**Stored data**
────
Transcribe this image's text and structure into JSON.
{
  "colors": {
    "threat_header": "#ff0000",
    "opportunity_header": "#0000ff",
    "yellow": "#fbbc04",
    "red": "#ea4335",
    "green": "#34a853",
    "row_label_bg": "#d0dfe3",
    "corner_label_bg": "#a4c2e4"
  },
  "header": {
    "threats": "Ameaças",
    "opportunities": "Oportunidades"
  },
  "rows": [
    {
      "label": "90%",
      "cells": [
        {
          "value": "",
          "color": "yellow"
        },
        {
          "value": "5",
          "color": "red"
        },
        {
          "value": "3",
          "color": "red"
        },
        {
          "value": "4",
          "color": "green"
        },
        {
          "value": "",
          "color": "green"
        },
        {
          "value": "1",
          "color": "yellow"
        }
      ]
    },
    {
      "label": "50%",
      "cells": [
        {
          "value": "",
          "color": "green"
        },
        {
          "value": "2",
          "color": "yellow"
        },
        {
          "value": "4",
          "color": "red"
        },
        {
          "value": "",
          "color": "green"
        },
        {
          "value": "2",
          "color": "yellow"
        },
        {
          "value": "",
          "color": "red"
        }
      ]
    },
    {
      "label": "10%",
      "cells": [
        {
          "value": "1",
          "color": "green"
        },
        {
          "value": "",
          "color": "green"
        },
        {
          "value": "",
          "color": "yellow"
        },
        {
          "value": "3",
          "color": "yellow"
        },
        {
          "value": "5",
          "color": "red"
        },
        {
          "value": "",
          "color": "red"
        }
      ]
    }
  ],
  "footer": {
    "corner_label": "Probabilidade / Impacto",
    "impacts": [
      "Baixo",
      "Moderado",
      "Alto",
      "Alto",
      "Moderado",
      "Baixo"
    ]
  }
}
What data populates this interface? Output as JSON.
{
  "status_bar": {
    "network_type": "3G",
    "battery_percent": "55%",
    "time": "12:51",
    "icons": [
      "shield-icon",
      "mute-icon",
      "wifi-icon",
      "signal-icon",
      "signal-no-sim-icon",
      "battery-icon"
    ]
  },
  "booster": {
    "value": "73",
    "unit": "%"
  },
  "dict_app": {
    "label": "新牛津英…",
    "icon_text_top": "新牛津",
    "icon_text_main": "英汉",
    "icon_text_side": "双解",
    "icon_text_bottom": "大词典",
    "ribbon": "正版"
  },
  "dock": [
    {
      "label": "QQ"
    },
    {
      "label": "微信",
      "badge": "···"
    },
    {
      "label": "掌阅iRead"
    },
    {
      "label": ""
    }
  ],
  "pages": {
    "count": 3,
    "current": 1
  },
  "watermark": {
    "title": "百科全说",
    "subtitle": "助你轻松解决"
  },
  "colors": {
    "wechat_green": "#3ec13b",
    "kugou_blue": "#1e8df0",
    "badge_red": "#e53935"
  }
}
────
**WHAT TO PRODUCE**
Give the listing above again, word for word.

**WRITTEN REPLY**
Transcribe this image's text and structure into JSON.
{
  "colors": {
    "threat_header": "#ff0000",
    "opportunity_header": "#0000ff",
    "yellow": "#fbbc04",
    "red": "#ea4335",
    "green": "#34a853",
    "row_label_bg": "#d0dfe3",
    "corner_label_bg": "#a4c2e4"
  },
  "header": {
    "threats": "Ameaças",
    "opportunities": "Oportunidades"
  },
  "rows": [
    {
      "label": "90%",
      "cells": [
        {
          "value": "",
          "color": "yellow"
        },
        {
          "value": "5",
          "color": "red"
        },
        {
          "value": "3",
          "color": "red"
        },
        {
          "value": "4",
          "color": "green"
        },
        {
          "value": "",
          "color": "green"
        },
        {
          "value": "1",
          "color": "yellow"
        }
      ]
    },
    {
      "label": "50%",
      "cells": [
        {
          "value": "",
          "color": "green"
        },
        {
          "value": "2",
          "color": "yellow"
        },
        {
          "value": "4",
          "color": "red"
        },
        {
          "value": "",
          "color": "green"
        },
        {
          "value": "2",
          "color": "yellow"
        },
        {
          "value": "",
          "color": "red"
        }
      ]
    },
    {
      "label": "10%",
      "cells": [
        {
          "value": "1",
          "color": "green"
        },
        {
          "value": "",
          "color": "green"
        },
        {
          "value": "",
          "color": "yellow"
        },
        {
          "value": "3",
          "color": "yellow"
        },
        {
          "value": "5",
          "color": "red"
        },
        {
          "value": "",
          "color": "red"
        }
      ]
    }
  ],
  "footer": {
    "corner_label": "Probabilidade / Impacto",
    "impacts": [
      "Baixo",
      "Moderado",
      "Alto",
      "Alto",
      "Moderado",
      "Baixo"
    ]
  }
}
What data populates this interface? Output as JSON.
{
  "status_bar": {
    "network_type": "3G",
    "battery_percent": "55%",
    "time": "12:51",
    "icons": [
      "shield-icon",
      "mute-icon",
      "wifi-icon",
      "signal-icon",
      "signal-no-sim-icon",
      "battery-icon"
    ]
  },
  "booster": {
    "value": "73",
    "unit": "%"
  },
  "dict_app": {
    "label": "新牛津英…",
    "icon_text_top": "新牛津",
    "icon_text_main": "英汉",
    "icon_text_side": "双解",
    "icon_text_bottom": "大词典",
    "ribbon": "正版"
  },
  "dock": [
    {
      "label": "QQ"
    },
    {
      "label": "微信",
      "badge": "···"
    },
    {
      "label": "掌阅iRead"
    },
    {
      "label": ""
    }
  ],
  "pages": {
    "count": 3,
    "current": 1
  },
  "watermark": {
    "title": "百科全说",
    "subtitle": "助你轻松解决"
  },
  "colors": {
    "wechat_green": "#3ec13b",
    "kugou_blue": "#1e8df0",
    "badge_red": "#e53935"
  }
}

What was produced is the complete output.